## DO THIS:
Extract each line where the string "Variable" shows up.

## Items from a dataset:
╔══
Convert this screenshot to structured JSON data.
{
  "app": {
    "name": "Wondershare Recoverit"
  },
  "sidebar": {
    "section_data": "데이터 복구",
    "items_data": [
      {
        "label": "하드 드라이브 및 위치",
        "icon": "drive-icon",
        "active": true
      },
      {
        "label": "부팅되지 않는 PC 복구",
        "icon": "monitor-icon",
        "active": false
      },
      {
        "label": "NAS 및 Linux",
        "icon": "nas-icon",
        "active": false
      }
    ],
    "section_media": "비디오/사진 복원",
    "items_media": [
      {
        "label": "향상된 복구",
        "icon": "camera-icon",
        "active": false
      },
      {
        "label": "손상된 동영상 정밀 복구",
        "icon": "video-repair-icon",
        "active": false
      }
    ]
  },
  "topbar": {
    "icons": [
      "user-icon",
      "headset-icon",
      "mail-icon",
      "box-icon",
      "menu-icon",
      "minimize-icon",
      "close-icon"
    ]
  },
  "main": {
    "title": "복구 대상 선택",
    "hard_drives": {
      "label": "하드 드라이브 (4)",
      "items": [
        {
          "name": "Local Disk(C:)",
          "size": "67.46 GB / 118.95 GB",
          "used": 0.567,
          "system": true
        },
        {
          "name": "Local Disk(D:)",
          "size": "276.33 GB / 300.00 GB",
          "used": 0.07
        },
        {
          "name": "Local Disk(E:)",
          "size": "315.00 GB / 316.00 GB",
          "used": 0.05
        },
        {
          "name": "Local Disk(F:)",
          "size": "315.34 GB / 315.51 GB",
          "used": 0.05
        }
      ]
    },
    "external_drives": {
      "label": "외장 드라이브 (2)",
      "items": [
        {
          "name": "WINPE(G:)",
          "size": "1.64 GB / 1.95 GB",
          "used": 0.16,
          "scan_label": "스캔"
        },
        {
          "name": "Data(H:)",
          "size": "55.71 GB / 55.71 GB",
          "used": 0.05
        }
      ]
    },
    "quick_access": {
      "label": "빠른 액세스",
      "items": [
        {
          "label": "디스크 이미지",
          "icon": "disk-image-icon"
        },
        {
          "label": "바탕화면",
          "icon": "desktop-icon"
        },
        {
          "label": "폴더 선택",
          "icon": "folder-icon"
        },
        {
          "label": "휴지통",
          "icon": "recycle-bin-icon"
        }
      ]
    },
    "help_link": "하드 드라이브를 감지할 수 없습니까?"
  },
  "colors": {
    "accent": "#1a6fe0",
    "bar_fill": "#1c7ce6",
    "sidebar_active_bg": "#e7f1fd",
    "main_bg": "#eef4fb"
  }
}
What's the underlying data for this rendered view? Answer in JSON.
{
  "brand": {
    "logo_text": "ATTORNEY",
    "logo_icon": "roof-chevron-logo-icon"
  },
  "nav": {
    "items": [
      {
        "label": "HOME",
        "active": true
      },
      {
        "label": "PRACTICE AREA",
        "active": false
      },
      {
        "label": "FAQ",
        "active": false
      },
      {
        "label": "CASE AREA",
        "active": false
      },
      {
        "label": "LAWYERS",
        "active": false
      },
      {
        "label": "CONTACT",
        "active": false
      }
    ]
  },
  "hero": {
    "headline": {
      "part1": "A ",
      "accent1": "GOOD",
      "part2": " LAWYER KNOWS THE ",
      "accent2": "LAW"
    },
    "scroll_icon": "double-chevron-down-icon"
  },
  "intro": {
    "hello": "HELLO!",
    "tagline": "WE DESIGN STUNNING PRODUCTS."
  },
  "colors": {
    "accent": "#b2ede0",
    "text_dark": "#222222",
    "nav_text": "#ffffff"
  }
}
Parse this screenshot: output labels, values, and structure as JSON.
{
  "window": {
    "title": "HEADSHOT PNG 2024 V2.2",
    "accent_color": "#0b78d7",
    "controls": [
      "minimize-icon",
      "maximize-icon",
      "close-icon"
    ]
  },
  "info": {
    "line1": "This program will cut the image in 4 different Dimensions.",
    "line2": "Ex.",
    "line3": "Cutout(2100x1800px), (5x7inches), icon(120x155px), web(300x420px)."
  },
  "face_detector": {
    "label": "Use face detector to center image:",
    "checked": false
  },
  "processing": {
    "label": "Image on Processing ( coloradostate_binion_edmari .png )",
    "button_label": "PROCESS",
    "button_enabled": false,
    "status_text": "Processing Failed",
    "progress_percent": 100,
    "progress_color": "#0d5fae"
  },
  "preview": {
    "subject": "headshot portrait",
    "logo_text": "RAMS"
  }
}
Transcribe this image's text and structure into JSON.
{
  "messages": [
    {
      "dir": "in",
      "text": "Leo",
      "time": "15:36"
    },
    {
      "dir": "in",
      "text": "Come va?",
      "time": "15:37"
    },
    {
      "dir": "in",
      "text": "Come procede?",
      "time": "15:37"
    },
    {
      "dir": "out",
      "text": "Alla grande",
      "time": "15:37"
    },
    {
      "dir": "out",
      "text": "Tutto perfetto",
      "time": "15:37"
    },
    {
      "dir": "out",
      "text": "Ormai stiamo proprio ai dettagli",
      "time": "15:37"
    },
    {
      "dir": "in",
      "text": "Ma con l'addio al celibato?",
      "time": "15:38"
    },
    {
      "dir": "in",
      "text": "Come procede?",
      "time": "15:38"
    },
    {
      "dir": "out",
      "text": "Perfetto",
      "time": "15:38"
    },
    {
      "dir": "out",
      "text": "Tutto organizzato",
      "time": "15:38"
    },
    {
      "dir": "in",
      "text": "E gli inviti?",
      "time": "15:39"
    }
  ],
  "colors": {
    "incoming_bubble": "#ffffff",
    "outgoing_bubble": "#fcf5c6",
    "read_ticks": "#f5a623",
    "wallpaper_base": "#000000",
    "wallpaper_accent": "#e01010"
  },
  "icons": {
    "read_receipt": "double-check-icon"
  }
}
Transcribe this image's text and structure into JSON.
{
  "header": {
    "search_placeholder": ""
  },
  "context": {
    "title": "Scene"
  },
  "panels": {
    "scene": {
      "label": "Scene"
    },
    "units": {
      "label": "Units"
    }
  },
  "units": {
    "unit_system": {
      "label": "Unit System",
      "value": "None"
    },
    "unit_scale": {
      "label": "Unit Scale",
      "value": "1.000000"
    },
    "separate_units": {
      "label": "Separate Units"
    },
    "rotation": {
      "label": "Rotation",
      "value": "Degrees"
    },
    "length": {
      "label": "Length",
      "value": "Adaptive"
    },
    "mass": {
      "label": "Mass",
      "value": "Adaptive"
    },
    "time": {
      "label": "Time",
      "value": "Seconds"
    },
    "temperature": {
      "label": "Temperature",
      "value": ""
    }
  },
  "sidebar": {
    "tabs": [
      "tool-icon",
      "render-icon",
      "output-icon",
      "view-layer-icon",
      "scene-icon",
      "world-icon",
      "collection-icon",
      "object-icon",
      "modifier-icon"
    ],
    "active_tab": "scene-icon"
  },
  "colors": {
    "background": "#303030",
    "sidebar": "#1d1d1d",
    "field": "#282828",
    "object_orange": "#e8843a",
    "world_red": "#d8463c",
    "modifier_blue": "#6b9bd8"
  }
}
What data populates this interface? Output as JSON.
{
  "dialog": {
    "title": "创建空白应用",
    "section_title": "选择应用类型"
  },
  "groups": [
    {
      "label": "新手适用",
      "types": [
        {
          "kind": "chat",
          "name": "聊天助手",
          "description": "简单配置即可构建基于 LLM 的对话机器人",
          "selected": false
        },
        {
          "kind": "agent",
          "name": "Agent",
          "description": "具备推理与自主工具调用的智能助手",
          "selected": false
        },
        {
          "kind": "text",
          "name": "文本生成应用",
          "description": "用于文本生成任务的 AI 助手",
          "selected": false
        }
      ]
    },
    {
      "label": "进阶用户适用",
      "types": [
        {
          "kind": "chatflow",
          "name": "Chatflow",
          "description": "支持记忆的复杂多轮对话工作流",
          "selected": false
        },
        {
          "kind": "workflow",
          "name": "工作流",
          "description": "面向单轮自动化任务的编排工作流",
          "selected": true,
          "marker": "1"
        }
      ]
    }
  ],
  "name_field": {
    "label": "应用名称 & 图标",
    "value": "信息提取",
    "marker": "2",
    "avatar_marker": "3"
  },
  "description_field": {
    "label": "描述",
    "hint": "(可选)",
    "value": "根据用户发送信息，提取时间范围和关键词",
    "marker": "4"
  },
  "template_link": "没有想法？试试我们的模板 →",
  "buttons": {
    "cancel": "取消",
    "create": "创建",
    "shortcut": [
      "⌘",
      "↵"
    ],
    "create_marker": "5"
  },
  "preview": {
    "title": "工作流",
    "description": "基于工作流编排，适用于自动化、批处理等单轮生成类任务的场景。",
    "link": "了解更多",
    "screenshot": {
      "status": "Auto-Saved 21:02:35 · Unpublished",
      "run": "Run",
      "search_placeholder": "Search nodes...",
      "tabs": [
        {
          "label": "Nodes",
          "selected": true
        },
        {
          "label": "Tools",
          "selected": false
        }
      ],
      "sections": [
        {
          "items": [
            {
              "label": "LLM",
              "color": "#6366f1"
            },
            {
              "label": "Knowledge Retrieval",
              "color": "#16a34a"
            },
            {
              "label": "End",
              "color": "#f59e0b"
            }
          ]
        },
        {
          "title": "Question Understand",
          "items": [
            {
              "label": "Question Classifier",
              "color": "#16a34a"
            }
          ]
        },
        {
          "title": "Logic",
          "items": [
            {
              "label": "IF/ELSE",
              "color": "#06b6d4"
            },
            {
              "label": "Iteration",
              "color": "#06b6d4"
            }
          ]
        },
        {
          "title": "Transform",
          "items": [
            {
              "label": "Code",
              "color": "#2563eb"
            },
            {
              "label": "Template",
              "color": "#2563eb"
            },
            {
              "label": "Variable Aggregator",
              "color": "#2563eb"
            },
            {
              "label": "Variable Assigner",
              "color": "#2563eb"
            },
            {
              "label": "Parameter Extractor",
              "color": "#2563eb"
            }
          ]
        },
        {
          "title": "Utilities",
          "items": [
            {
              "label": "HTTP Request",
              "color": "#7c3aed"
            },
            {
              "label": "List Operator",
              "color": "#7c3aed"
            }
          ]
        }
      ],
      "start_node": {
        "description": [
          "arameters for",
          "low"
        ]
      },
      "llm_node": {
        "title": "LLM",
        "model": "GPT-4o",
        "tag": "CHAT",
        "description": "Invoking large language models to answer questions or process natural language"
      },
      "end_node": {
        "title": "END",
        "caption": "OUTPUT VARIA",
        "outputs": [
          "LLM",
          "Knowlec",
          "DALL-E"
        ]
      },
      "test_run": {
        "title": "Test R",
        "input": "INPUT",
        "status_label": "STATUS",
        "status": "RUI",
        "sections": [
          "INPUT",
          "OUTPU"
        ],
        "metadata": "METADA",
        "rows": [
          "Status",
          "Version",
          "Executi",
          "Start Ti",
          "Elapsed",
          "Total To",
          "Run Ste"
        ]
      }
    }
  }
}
╚══
## ANSWER BELOW:
              "label": "Variable Aggregator",
              "label": "Variable Assigner",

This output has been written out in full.